Textauszug —
# BIOS Update..., wann sinnvoll?



## Eminem (3. Februar 2004)

Also ich habe schon seit längerem vor mein Bios zu updaten, alerdings würde ich gerne wissen, ob das immer sinnvoll ist oder ob es da einige Faktoren gibt, bei denen es nicht ratsam wäre? Und ist es möglich das Update irgendwann wieder zu deinstallieren?

MFG Eminem


----------



## blubber (3. Februar 2004)

Hi,

wieso willst du es überhaupt updaten, wenn alles problemlos läuft?
Never change a running system.

bye


----------



## Eminem (3. Februar 2004)

> _Original geschrieben von blubber _
> *wieso willst du es überhaupt updaten, wenn alles problemlos läuft?
> Never change a running system.
> *



schön wärs, bei mir läuft nicht gerade viel problemlos 

MFG Eminem


----------



## zirag (3. Februar 2004)

Also ob du das wieder zurücksetzten kannst hängt vom Bioshersteller ab , bei mir ( AWARD Modular Bios ) kann ich ein BackUp beim Update machen , und später das alte wieder raufmachen , und nen BiosUpdate würd ich nur machen wenn eine neue Hardware nicht anständig läuft und auch mit den neusten Treibern nicht 


mfg ZiRaG


----------



## Eminem (4. Februar 2004)

Ok, gut Danke...!
Dann hat sich das bei mir erledigt, werd mein Bios vorerst nicht updaten.

MFG Eminem


----------



## Fabian (4. Februar 2004)

Egal ob du jetzt updaten willst oder nicht waer es interessant zu wissen, welcher Motherboard Hersteller, welches Board und welche Version du drauf hast. Dann kann man im Changelog schauen und nachlesen, ob es eben was wichtiges gibt das geaendert wurde.


----------



## Eminem (4. Februar 2004)

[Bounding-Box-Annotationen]
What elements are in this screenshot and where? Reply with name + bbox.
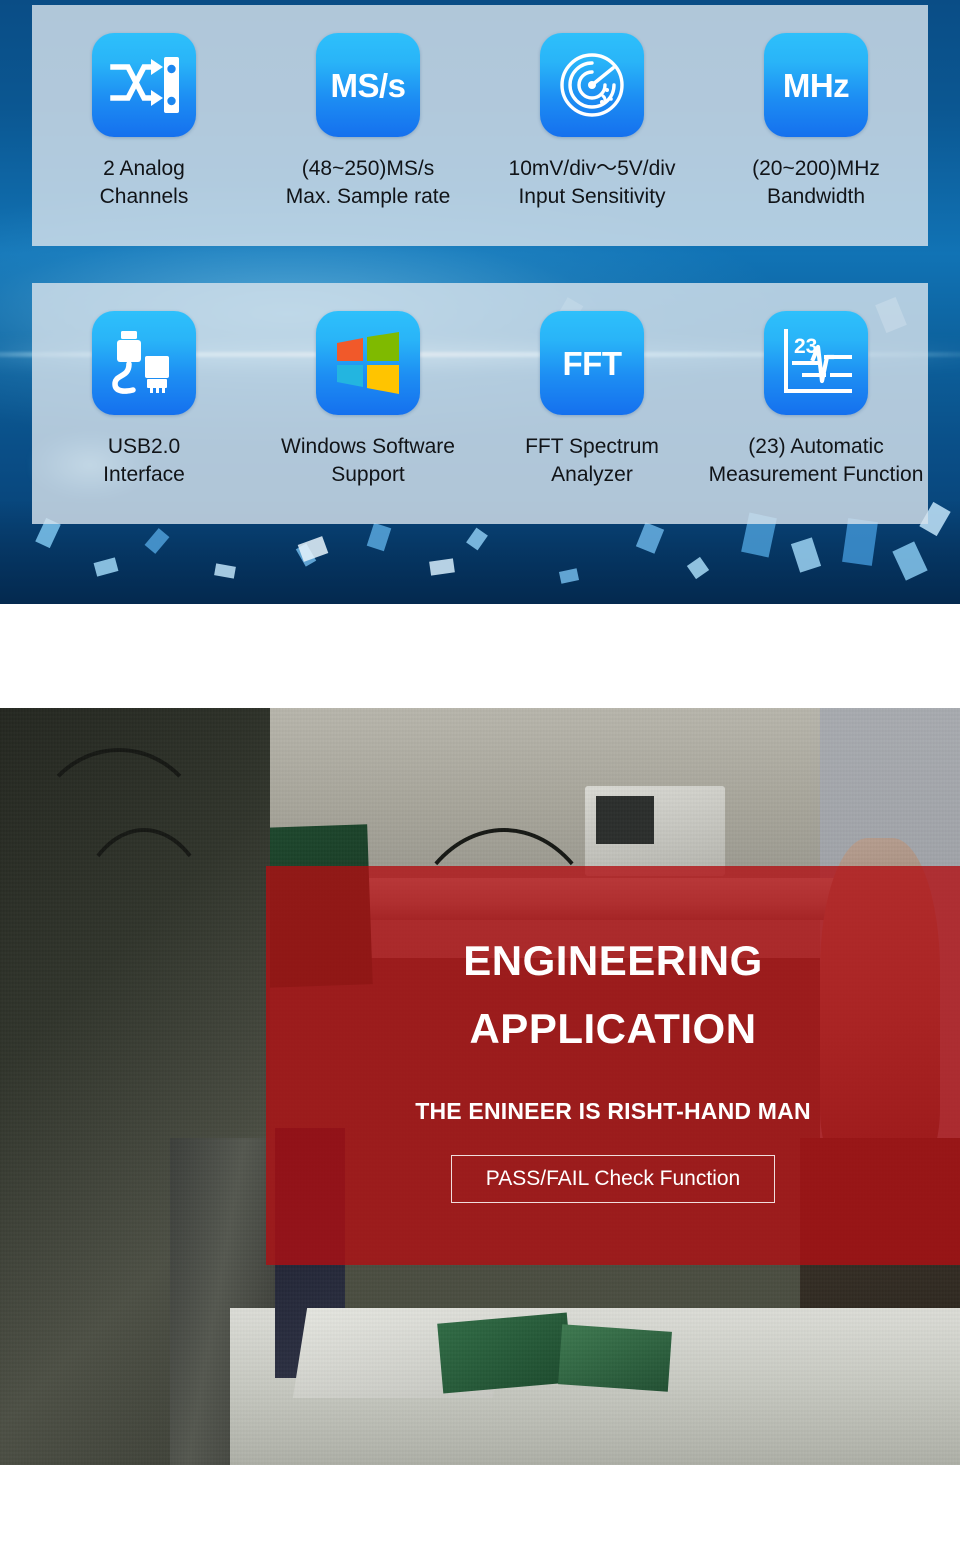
feature-sample-rate[interactable]: MS/s (48~250)MS/s Max. Sample rate: [256, 5, 480, 246]
hero-banner: 2 Analog Channels MS/s (48~250)MS/s Max.…: [0, 0, 960, 604]
feature-windows-support[interactable]: Windows Software Support: [256, 283, 480, 524]
feature-bandwidth[interactable]: MHz (20~200)MHz Bandwidth: [704, 5, 928, 246]
auto-measure-count: 23: [794, 335, 817, 358]
feature-label: (23) Automatic Measurement Function: [708, 435, 924, 486]
windows-logo-icon: [316, 311, 420, 415]
windows-logo-glyph: [337, 332, 399, 394]
feature-label: (48~250)MS/s Max. Sample rate: [285, 157, 451, 208]
auto-measure-icon: 23: [764, 311, 868, 415]
overlay-subtitle: THE ENINEER IS RISHT-HAND MAN: [415, 1098, 811, 1124]
specs-panel: 2 Analog Channels MS/s (48~250)MS/s Max.…: [32, 5, 928, 246]
overlay-title-line1: ENGINEERING: [463, 937, 763, 984]
sample-rate-icon: MS/s: [316, 33, 420, 137]
feature-analog-channels[interactable]: 2 Analog Channels: [32, 5, 256, 246]
usb-cable-glyph: [112, 331, 169, 394]
shuffle-channels-glyph: [110, 57, 179, 113]
pass-fail-check-button[interactable]: PASS/FAIL Check Function: [450, 1155, 776, 1203]
feature-label: Windows Software Support: [281, 435, 455, 486]
feature-input-sensitivity[interactable]: 10mV/div～5V/div Input Sensitivity: [480, 5, 704, 246]
feature-label: FFT Spectrum Analyzer: [525, 435, 659, 486]
radar-sensitivity-icon: [540, 33, 644, 137]
feature-usb-interface[interactable]: USB2.0 Interface: [32, 283, 256, 524]
feature-fft-analyzer[interactable]: FFT FFT Spectrum Analyzer: [480, 283, 704, 524]
shard-decoration: [842, 518, 878, 566]
bandwidth-icon: MHz: [764, 33, 868, 137]
fft-icon: FFT: [540, 311, 644, 415]
feature-label: USB2.0 Interface: [103, 435, 185, 486]
feature-label: (20~200)MHz Bandwidth: [752, 157, 880, 208]
feature-auto-measurement[interactable]: 23 (23) Automatic Measurement Function: [704, 283, 928, 524]
capabilities-panel: USB2.0 Interface Windows Software Suppor…: [32, 283, 928, 524]
feature-label: 2 Analog Channels: [99, 157, 189, 208]
application-overlay: ENGINEERING APPLICATION THE ENINEER IS R…: [266, 866, 960, 1265]
auto-measure-glyph: 23: [784, 329, 852, 393]
usb-cable-icon: [92, 311, 196, 415]
bandwidth-icon-text: MHz: [782, 66, 850, 104]
sample-rate-icon-text: MS/s: [330, 66, 406, 104]
radar-glyph: [560, 53, 624, 117]
fft-icon-text: FFT: [562, 344, 622, 382]
shuffle-channels-icon: [92, 33, 196, 137]
overlay-title-line2: APPLICATION: [469, 1005, 757, 1052]
feature-label: 10mV/div～5V/div Input Sensitivity: [508, 157, 676, 208]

Aufgabe 1 — Unter welcher Bedingung würde zirag laut dem Forumsthread zum BIOS-Update ein BIOS-Update machen?
Aufgabe 2 — Gib aus dem Forumsthread zum BIOS-Update den Abschnitt wortgetreu wieder, der mit „Dann hat sich“ beginnt und mit „das geaendert wurde.“ endet.

Schriftliche Lösung 1 — Nur wenn eine neue Hardware nicht anständig läuft, auch nicht mit den neuesten Treibern.

Schriftliche Lösung 2 —
Dann hat sich das bei mir erledigt, werd mein Bios vorerst nicht updaten.

MFG Eminem


----------



## Fabian (4. Februar 2004)

Egal ob du jetzt updaten willst oder nicht waer es interessant zu wissen, welcher Motherboard Hersteller, welches Board und welche Version du drauf hast. Dann kann man im Changelog schauen und nachlesen, ob es eben was wichtiges gibt das geaendert wurde.